In the material below, list every line carrying the string "description".

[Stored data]

§ §

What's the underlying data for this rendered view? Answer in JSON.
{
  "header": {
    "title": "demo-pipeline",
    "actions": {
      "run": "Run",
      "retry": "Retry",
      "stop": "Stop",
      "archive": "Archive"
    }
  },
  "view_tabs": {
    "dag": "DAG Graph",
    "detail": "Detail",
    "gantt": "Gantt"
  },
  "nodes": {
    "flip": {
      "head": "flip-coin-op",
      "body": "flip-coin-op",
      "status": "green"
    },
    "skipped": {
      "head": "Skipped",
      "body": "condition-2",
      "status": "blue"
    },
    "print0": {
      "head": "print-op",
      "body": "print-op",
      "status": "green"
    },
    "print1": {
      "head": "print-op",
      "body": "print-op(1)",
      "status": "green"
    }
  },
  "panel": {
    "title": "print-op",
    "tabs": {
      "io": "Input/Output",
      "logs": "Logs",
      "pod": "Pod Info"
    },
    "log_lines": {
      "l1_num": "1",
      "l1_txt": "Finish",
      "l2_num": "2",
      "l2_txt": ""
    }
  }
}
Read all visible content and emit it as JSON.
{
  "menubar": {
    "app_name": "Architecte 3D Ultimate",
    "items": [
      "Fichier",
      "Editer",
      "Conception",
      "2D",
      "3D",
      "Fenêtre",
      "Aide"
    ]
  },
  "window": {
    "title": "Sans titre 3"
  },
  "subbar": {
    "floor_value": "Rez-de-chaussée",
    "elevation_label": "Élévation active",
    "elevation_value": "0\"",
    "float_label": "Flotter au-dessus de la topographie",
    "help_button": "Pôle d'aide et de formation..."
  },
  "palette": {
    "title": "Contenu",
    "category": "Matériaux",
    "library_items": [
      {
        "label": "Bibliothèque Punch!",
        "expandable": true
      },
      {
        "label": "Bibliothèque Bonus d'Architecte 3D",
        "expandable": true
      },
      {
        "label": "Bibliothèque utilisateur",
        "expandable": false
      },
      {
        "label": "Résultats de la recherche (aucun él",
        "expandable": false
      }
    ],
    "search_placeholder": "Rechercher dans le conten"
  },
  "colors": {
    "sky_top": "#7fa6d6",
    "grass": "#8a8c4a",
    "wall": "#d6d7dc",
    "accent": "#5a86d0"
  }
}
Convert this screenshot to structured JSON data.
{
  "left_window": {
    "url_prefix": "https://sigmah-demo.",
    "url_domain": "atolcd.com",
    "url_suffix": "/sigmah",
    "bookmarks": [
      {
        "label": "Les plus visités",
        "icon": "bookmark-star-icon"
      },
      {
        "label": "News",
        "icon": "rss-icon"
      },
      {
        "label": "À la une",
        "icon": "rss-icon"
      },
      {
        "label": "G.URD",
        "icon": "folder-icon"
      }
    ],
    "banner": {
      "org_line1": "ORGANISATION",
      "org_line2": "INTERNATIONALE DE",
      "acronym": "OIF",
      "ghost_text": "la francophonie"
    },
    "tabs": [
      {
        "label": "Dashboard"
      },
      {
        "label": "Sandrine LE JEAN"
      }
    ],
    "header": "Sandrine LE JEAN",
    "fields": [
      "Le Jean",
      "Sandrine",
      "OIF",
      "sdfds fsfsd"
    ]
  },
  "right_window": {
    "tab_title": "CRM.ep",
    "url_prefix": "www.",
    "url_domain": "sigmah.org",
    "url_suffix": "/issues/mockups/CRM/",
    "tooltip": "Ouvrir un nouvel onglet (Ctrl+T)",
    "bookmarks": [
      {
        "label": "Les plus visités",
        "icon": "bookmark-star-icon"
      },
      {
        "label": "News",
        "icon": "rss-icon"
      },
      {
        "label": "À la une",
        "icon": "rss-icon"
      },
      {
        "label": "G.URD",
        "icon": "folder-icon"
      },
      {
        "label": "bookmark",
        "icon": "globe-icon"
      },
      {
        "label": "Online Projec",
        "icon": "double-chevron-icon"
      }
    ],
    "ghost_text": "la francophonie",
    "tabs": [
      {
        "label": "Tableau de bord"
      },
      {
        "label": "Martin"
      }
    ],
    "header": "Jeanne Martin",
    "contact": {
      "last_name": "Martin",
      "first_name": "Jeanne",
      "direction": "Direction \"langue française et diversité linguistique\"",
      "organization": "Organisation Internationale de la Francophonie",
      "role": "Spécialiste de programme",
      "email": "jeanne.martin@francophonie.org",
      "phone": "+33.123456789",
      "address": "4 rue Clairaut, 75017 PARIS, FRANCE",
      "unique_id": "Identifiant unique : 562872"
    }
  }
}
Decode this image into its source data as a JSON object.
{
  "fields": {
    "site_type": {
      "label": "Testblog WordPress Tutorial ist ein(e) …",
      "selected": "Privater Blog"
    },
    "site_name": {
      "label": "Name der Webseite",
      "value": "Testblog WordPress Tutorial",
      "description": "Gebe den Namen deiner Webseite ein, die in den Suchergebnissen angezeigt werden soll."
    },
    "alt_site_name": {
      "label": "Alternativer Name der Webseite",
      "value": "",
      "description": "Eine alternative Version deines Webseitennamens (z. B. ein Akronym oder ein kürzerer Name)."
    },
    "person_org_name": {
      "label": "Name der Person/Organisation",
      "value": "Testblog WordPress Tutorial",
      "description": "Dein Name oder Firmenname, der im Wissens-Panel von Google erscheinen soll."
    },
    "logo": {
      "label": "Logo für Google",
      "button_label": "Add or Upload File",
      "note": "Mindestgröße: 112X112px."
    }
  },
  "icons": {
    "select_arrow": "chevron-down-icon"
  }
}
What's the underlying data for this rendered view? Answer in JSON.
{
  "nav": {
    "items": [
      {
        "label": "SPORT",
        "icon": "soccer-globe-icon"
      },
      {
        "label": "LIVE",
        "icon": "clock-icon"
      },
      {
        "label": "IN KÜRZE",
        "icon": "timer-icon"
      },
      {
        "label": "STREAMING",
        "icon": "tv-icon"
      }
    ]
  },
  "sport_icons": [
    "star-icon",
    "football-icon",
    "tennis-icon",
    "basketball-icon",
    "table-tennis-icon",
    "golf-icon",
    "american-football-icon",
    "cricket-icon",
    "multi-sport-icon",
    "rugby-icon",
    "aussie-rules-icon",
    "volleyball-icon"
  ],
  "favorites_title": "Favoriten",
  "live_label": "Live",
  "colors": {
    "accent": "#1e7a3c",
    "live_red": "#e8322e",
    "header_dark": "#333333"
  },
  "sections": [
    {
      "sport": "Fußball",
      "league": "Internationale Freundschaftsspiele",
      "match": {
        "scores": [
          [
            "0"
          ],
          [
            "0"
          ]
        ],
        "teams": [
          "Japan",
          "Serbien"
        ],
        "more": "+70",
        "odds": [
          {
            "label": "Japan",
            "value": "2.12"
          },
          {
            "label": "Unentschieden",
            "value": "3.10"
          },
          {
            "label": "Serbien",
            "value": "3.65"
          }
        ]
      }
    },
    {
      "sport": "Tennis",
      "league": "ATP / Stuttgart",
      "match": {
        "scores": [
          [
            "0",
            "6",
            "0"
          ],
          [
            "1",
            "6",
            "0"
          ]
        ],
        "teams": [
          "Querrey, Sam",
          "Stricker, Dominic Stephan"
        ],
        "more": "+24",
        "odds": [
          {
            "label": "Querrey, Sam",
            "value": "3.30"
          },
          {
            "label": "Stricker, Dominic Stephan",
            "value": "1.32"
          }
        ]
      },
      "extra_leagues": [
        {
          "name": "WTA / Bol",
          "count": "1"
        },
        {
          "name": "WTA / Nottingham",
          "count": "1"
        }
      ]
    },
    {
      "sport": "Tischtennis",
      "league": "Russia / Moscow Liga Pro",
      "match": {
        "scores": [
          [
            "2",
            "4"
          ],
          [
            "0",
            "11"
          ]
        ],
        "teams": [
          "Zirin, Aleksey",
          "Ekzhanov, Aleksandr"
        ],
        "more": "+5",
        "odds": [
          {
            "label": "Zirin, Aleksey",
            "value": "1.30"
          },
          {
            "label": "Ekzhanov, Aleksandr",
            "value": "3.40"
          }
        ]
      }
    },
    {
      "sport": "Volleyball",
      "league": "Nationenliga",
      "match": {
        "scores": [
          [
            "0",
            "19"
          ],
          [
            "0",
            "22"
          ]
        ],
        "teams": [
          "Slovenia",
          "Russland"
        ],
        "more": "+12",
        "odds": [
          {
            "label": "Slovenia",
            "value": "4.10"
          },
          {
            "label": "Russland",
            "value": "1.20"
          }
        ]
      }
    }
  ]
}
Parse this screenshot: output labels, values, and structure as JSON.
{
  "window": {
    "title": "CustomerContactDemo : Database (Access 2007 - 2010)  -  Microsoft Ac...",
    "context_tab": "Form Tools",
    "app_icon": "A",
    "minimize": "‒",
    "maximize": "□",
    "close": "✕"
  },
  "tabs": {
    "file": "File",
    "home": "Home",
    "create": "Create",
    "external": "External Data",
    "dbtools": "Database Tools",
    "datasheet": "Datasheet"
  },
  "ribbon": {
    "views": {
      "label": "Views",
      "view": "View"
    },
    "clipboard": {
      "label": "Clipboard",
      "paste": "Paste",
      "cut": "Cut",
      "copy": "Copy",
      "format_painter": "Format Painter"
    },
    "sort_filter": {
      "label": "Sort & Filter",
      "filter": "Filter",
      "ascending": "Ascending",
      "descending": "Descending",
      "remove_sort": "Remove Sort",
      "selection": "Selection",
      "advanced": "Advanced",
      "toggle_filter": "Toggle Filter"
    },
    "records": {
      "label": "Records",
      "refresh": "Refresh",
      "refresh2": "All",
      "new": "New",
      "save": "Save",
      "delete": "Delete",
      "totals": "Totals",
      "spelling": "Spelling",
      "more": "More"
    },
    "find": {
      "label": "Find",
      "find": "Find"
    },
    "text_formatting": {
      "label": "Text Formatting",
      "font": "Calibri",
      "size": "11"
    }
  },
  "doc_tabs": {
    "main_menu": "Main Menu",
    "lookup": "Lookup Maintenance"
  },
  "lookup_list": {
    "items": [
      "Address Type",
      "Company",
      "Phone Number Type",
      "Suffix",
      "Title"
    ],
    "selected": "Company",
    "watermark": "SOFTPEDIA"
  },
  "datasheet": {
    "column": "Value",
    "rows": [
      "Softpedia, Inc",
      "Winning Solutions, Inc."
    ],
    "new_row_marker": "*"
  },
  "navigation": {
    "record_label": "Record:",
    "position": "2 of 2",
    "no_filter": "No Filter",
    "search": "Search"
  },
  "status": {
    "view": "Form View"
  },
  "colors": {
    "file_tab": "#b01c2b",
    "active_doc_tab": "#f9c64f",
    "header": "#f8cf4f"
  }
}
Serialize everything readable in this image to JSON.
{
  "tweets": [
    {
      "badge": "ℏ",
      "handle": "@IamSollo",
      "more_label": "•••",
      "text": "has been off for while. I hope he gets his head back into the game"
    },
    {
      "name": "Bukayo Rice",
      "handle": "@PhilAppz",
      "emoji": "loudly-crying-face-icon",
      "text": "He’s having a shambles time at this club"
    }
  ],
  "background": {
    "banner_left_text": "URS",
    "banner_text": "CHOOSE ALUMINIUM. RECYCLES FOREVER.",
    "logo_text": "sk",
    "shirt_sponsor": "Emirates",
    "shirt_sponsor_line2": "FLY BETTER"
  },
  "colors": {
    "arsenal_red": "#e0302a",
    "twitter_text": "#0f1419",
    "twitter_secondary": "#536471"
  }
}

§ §

→ **Full answer**
      "description": "Gebe den Namen deiner Webseite ein, die in den Suchergebnissen angezeigt werden soll."
      "description": "Eine alternative Version deines Webseitennamens (z. B. ein Akronym oder ein kürzerer Name)."
      "description": "Dein Name oder Firmenname, der im Wissens-Panel von Google erscheinen soll."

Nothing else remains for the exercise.